**DESCRIPTION OF THE TASK:** Switch "screenshot" to "image" everywhere in the lines below, change nothing else, and leave the pictures out.

╭─ INFORMATION SHOWN

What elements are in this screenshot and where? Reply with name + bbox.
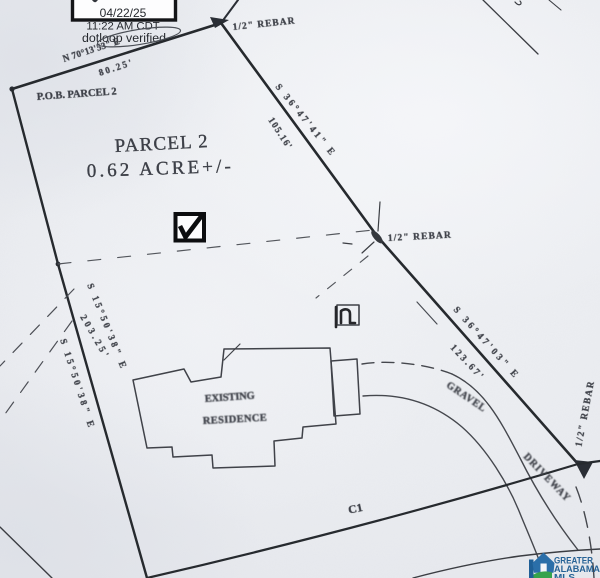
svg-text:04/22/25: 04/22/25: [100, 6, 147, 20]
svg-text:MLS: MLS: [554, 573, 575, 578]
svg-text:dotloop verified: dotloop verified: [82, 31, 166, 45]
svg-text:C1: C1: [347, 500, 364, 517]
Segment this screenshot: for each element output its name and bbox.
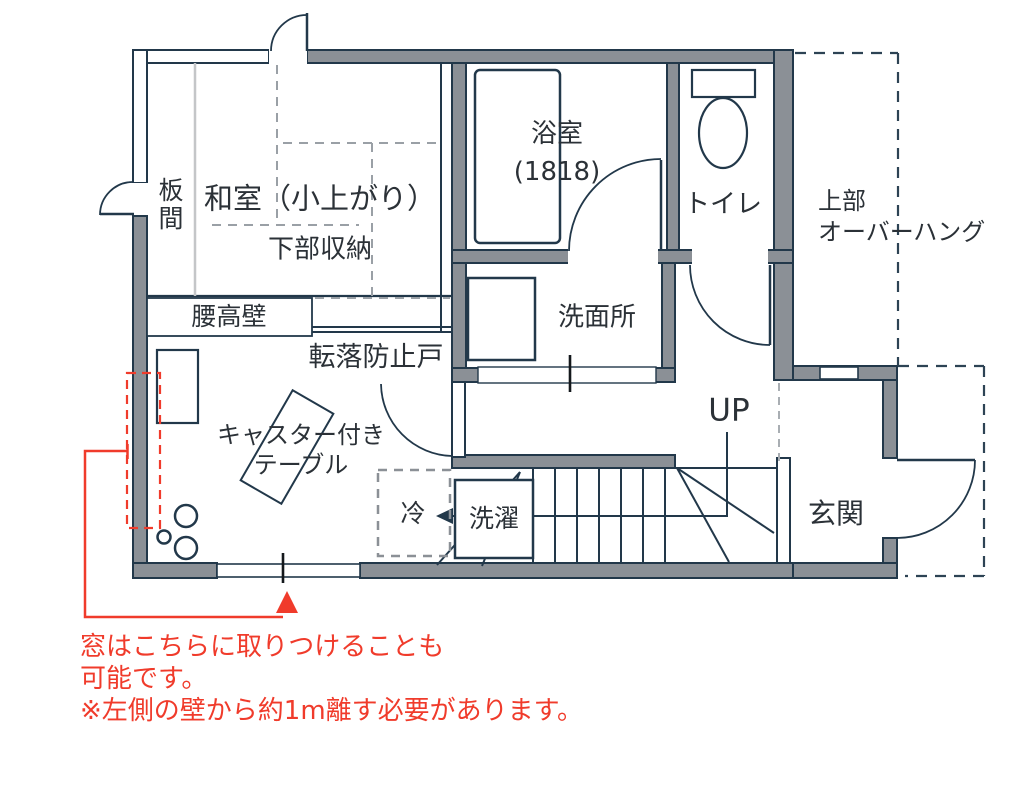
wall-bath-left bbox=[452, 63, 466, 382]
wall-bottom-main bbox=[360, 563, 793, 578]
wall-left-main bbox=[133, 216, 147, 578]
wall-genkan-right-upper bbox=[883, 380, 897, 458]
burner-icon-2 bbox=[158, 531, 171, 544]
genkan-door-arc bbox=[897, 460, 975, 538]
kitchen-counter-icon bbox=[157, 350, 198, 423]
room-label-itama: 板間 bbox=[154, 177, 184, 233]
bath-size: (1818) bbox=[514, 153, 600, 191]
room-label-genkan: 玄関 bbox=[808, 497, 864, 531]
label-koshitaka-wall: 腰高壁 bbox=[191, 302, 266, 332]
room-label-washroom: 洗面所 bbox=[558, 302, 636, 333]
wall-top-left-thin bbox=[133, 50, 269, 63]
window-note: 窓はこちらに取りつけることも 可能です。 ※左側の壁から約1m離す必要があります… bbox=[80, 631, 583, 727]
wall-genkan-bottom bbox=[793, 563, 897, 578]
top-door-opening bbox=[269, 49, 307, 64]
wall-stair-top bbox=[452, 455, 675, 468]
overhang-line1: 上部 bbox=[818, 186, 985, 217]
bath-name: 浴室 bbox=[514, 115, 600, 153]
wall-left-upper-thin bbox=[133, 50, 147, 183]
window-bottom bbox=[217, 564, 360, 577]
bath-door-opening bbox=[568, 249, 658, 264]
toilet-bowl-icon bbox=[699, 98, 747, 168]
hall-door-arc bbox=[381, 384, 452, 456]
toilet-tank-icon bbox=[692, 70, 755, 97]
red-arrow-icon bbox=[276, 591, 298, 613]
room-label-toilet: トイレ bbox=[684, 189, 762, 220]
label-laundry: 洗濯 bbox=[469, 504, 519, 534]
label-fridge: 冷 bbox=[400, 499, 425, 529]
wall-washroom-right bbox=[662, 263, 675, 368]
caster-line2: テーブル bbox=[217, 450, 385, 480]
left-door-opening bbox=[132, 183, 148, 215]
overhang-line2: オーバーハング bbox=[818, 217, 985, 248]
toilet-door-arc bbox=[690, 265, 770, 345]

╰─

**SOLVED PROBLEM:**
What elements are in this image and where? Reply with name + bbox.
svg-text:04/22/25: 04/22/25: [100, 6, 147, 20]
svg-text:MLS: MLS: [554, 573, 575, 578]
svg-text:dotloop verified: dotloop verified: [82, 31, 166, 45]
svg-text:C1: C1: [347, 500, 364, 517]
Segment this image: for each element output its name and bbox.
wall-bath-left bbox=[452, 63, 466, 382]
wall-bottom-main bbox=[360, 563, 793, 578]
wall-left-main bbox=[133, 216, 147, 578]
wall-genkan-right-upper bbox=[883, 380, 897, 458]
burner-icon-2 bbox=[158, 531, 171, 544]
genkan-door-arc bbox=[897, 460, 975, 538]
kitchen-counter-icon bbox=[157, 350, 198, 423]
room-label-itama: 板間 bbox=[154, 177, 184, 233]
bath-size: (1818) bbox=[514, 153, 600, 191]
room-label-genkan: 玄関 bbox=[808, 497, 864, 531]
label-koshitaka-wall: 腰高壁 bbox=[191, 302, 266, 332]
room-label-washroom: 洗面所 bbox=[558, 302, 636, 333]
wall-top-left-thin bbox=[133, 50, 269, 63]
window-note: 窓はこちらに取りつけることも 可能です。 ※左側の壁から約1m離す必要があります… bbox=[80, 631, 583, 727]
wall-genkan-bottom bbox=[793, 563, 897, 578]
top-door-opening bbox=[269, 49, 307, 64]
wall-stair-top bbox=[452, 455, 675, 468]
overhang-line1: 上部 bbox=[818, 186, 985, 217]
bath-name: 浴室 bbox=[514, 115, 600, 153]
wall-left-upper-thin bbox=[133, 50, 147, 183]
window-bottom bbox=[217, 564, 360, 577]
bath-door-opening bbox=[568, 249, 658, 264]
toilet-bowl-icon bbox=[699, 98, 747, 168]
hall-door-arc bbox=[381, 384, 452, 456]
toilet-tank-icon bbox=[692, 70, 755, 97]
red-arrow-icon bbox=[276, 591, 298, 613]
room-label-toilet: トイレ bbox=[684, 189, 762, 220]
label-laundry: 洗濯 bbox=[469, 504, 519, 534]
label-fridge: 冷 bbox=[400, 499, 425, 529]
wall-washroom-right bbox=[662, 263, 675, 368]
caster-line2: テーブル bbox=[217, 450, 385, 480]
left-door-opening bbox=[132, 183, 148, 215]
overhang-line2: オーバーハング bbox=[818, 217, 985, 248]
toilet-door-arc bbox=[690, 265, 770, 345]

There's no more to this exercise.